**PROBLEM TO SOLVE**
Every entry must be copied word for word.

**DATASET RECORDS**

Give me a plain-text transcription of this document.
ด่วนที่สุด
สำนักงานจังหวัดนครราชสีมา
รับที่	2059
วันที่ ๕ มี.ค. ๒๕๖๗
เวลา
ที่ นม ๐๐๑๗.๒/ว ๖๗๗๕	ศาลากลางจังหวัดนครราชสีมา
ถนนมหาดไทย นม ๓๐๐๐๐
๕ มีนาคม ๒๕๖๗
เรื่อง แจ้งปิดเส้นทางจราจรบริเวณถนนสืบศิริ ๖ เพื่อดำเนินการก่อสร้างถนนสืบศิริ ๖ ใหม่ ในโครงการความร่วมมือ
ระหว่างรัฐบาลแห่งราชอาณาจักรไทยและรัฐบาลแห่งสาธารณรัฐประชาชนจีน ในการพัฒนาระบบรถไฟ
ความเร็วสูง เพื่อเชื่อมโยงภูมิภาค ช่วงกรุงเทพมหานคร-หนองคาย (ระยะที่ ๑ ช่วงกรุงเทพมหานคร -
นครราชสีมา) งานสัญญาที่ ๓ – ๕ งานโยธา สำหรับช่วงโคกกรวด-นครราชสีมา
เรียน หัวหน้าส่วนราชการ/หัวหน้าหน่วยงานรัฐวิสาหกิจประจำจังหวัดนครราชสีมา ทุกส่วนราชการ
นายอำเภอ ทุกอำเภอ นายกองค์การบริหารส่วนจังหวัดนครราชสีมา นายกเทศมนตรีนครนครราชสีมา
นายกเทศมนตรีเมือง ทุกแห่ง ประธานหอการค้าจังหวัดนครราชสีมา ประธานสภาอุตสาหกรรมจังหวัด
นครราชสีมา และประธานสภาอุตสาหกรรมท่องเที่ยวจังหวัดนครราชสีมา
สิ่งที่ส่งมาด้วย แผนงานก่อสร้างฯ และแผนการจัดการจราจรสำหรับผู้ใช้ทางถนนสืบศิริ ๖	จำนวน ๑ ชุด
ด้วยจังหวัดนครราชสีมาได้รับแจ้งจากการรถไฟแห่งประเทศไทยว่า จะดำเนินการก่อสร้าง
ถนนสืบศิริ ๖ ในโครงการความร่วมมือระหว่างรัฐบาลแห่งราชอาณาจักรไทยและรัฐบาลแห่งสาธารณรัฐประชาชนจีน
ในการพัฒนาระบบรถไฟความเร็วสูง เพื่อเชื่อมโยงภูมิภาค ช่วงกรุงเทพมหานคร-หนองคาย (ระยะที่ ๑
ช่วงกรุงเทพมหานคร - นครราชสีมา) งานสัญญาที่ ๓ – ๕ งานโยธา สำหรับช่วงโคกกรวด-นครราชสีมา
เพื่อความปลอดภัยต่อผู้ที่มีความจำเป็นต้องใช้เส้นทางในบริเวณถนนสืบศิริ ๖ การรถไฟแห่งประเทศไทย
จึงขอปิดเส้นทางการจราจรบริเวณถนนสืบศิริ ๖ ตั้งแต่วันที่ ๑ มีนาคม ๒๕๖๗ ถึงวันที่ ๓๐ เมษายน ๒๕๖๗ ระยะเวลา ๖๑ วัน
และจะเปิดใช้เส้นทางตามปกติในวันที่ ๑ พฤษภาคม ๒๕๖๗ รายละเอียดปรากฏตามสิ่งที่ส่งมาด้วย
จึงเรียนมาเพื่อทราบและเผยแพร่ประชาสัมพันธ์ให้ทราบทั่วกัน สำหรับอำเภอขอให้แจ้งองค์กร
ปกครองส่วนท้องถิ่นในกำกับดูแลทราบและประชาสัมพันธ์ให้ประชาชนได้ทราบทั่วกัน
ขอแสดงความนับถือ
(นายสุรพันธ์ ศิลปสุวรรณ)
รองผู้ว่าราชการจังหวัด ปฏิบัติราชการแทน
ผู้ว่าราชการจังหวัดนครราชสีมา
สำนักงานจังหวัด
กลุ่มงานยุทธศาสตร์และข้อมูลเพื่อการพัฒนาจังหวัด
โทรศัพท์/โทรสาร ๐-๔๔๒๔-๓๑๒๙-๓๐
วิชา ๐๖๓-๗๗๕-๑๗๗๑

**ANSWER TO THE TASK**
Give me a plain-text transcription of this document.
ด่วนที่สุด
สำนักงานจังหวัดนครราชสีมา
รับที่	2059
วันที่ ๕ มี.ค. ๒๕๖๗
เวลา
ที่ นม ๐๐๑๗.๒/ว ๖๗๗๕	ศาลากลางจังหวัดนครราชสีมา
ถนนมหาดไทย นม ๓๐๐๐๐
๕ มีนาคม ๒๕๖๗
เรื่อง แจ้งปิดเส้นทางจราจรบริเวณถนนสืบศิริ ๖ เพื่อดำเนินการก่อสร้างถนนสืบศิริ ๖ ใหม่ ในโครงการความร่วมมือ
ระหว่างรัฐบาลแห่งราชอาณาจักรไทยและรัฐบาลแห่งสาธารณรัฐประชาชนจีน ในการพัฒนาระบบรถไฟ
ความเร็วสูง เพื่อเชื่อมโยงภูมิภาค ช่วงกรุงเทพมหานคร-หนองคาย (ระยะที่ ๑ ช่วงกรุงเทพมหานคร -
นครราชสีมา) งานสัญญาที่ ๓ – ๕ งานโยธา สำหรับช่วงโคกกรวด-นครราชสีมา
เรียน หัวหน้าส่วนราชการ/หัวหน้าหน่วยงานรัฐวิสาหกิจประจำจังหวัดนครราชสีมา ทุกส่วนราชการ
นายอำเภอ ทุกอำเภอ นายกองค์การบริหารส่วนจังหวัดนครราชสีมา นายกเทศมนตรีนครนครราชสีมา
นายกเทศมนตรีเมือง ทุกแห่ง ประธานหอการค้าจังหวัดนครราชสีมา ประธานสภาอุตสาหกรรมจังหวัด
นครราชสีมา และประธานสภาอุตสาหกรรมท่องเที่ยวจังหวัดนครราชสีมา
สิ่งที่ส่งมาด้วย แผนงานก่อสร้างฯ และแผนการจัดการจราจรสำหรับผู้ใช้ทางถนนสืบศิริ ๖	จำนวน ๑ ชุด
ด้วยจังหวัดนครราชสีมาได้รับแจ้งจากการรถไฟแห่งประเทศไทยว่า จะดำเนินการก่อสร้าง
ถนนสืบศิริ ๖ ในโครงการความร่วมมือระหว่างรัฐบาลแห่งราชอาณาจักรไทยและรัฐบาลแห่งสาธารณรัฐประชาชนจีน
ในการพัฒนาระบบรถไฟความเร็วสูง เพื่อเชื่อมโยงภูมิภาค ช่วงกรุงเทพมหานคร-หนองคาย (ระยะที่ ๑
ช่วงกรุงเทพมหานคร - นครราชสีมา) งานสัญญาที่ ๓ – ๕ งานโยธา สำหรับช่วงโคกกรวด-นครราชสีมา
เพื่อความปลอดภัยต่อผู้ที่มีความจำเป็นต้องใช้เส้นทางในบริเวณถนนสืบศิริ ๖ การรถไฟแห่งประเทศไทย
จึงขอปิดเส้นทางการจราจรบริเวณถนนสืบศิริ ๖ ตั้งแต่วันที่ ๑ มีนาคม ๒๕๖๗ ถึงวันที่ ๓๐ เมษายน ๒๕๖๗ ระยะเวลา ๖๑ วัน
และจะเปิดใช้เส้นทางตามปกติในวันที่ ๑ พฤษภาคม ๒๕๖๗ รายละเอียดปรากฏตามสิ่งที่ส่งมาด้วย
จึงเรียนมาเพื่อทราบและเผยแพร่ประชาสัมพันธ์ให้ทราบทั่วกัน สำหรับอำเภอขอให้แจ้งองค์กร
ปกครองส่วนท้องถิ่นในกำกับดูแลทราบและประชาสัมพันธ์ให้ประชาชนได้ทราบทั่วกัน
ขอแสดงความนับถือ
(นายสุรพันธ์ ศิลปสุวรรณ)
รองผู้ว่าราชการจังหวัด ปฏิบัติราชการแทน
ผู้ว่าราชการจังหวัดนครราชสีมา
สำนักงานจังหวัด
กลุ่มงานยุทธศาสตร์และข้อมูลเพื่อการพัฒนาจังหวัด
โทรศัพท์/โทรสาร ๐-๔๔๒๔-๓๑๒๙-๓๐
วิชา ๐๖๓-๗๗๕-๑๗๗๑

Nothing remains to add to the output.